Saturday, May 12, 2018

Making your own luck

Mike Scioscia is in his 19th season as manager of the Angels. He's won 1,593 major league games and a World Series. He has, we can safely assume, a pretty solid notion of how to win games.

The "book" says you don't put the winning run on base. Scioscia violated that principle in the ninth inning, intentionally walking pinch-hitter Max Kepler to get at the weaker-hitting bottom of the Twins lineup. But Mitch Garver (pinch-hitting for Ehire Adrianaza) singled in the tying run, with Kepler taking third, and RBI machine Bobby Wilson got his second sac fly of the week.

Scioscia said after the game he preferred the matchups behind Kepler, and that's understandable. But intentionally walking the winning run is playing with matches and gasoline. On Friday, he got burned.


Wilson now has 10 career sacrifice flies (in 860 plate appearances). Question: Is that a lot?

Well, Miguel Sano has seven sac flies in 1,403 PA. Eddie Rosario, 14 in in 1,557 PA. I took a look at about a dozen Twins, past and present, and the only other one I encountered who averaged at least one sac fly per 100 trips to the plate was Gene Larkin (27 SF in 2,670 PA).

Activity 1. Please set down the baseball post word for word, from "Scioscia said after" to "in 2,670 PA).".
Activity 2. In the baseball post, who did Mitch Garver pinch-hit for?
Activity 3.
Does the baseball post support each statement? Answer yes or no, and quote the words of the post that decide it.
(a) Scioscia is in his 19th season managing the Angels.
(b) Miguel Sano has more career sacrifice flies than Eddie Rosario.
(c) Scioscia intentionally walked Max Kepler in the ninth inning.
The entries are separate material and have nothing to do with the baseball post.

Dataset.

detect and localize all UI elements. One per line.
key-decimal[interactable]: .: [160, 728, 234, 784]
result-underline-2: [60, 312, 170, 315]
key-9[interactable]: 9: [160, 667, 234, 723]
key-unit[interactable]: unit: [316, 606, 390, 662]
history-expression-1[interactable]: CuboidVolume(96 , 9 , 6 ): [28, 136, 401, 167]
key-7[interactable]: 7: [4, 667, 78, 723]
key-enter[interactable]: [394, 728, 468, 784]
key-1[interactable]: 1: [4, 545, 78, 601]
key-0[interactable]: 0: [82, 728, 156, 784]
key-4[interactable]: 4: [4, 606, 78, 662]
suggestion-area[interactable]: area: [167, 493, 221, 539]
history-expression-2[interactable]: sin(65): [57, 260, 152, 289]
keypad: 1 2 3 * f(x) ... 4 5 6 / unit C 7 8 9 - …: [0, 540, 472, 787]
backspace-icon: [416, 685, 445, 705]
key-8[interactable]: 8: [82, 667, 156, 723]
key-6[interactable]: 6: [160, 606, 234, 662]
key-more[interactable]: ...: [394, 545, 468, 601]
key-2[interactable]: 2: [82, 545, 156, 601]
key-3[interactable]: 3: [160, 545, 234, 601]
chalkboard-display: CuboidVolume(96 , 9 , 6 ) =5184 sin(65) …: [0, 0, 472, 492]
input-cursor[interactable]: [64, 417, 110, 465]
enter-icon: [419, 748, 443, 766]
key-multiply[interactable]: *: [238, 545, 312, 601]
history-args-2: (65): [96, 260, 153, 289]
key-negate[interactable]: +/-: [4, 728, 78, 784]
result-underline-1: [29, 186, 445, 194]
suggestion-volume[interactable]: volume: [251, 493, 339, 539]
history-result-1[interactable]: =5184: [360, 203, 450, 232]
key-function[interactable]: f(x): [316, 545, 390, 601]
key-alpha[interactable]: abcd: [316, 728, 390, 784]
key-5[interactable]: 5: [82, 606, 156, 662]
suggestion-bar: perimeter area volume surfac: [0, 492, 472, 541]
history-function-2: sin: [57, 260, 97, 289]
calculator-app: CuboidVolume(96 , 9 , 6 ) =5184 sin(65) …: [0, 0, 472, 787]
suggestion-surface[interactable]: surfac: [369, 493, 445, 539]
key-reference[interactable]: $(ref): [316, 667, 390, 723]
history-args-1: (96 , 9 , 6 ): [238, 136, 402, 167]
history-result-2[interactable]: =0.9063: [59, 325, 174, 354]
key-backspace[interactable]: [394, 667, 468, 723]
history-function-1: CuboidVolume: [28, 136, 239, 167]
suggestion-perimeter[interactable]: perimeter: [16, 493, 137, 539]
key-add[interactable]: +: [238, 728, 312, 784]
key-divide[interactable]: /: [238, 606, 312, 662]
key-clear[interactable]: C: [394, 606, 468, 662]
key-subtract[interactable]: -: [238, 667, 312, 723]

Task answer 1.
Scioscia said after the game he preferred the matchups behind Kepler, and that's understandable. But intentionally walking the winning run is playing with matches and gasoline. On Friday, he got burned.


Wilson now has 10 career sacrifice flies (in 860 plate appearances). Question: Is that a lot?

Well, Miguel Sano has seven sac flies in 1,403 PA. Eddie Rosario, 14 in in 1,557 PA. I took a look at about a dozen Twins, past and present, and the only other one I encountered who averaged at least one sac fly per 100 trips to the plate was Gene Larkin (27 SF in 2,670 PA).

Task answer 2. Ehire Adrianaza

Task answer 3.
(a) Yes: "Mike Scioscia is in his 19th season as manager of the Angels."
(b) No: "Miguel Sano has seven sac flies in 1,403 PA" and "Eddie Rosario, 14"
(c) Yes: "Scioscia violated that principle in the ninth inning, intentionally walking pinch-hitter Max Kepler"